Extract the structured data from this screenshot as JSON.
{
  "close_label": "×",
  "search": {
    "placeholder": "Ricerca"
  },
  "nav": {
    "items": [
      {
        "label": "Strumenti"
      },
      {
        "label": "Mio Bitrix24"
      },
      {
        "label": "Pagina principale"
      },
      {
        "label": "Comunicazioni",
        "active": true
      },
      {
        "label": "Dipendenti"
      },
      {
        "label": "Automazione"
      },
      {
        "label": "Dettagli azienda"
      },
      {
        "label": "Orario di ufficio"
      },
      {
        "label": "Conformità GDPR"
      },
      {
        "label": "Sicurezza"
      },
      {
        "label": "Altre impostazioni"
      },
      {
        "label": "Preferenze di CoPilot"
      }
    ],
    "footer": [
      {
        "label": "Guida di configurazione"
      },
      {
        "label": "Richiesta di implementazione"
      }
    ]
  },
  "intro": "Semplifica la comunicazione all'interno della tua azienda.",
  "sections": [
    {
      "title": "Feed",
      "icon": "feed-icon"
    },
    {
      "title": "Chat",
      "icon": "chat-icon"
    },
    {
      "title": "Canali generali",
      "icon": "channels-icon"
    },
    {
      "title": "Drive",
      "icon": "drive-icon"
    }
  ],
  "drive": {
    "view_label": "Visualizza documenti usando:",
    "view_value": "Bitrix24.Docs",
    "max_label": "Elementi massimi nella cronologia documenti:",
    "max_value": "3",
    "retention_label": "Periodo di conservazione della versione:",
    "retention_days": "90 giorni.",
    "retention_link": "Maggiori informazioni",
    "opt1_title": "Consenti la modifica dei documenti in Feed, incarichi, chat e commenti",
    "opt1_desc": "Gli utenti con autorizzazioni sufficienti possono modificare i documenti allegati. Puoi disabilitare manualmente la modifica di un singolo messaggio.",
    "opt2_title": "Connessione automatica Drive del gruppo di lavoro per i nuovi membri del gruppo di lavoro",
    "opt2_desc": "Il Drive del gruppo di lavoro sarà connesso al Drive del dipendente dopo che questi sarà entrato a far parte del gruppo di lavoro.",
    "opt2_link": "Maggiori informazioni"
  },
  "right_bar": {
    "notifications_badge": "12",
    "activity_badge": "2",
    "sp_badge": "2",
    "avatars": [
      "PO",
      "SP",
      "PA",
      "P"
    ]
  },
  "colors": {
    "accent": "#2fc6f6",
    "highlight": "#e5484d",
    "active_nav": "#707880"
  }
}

§ To do: Of the lines in this listing, how many contain "della"? Reply with the number and nothing more.

§ Task result: 2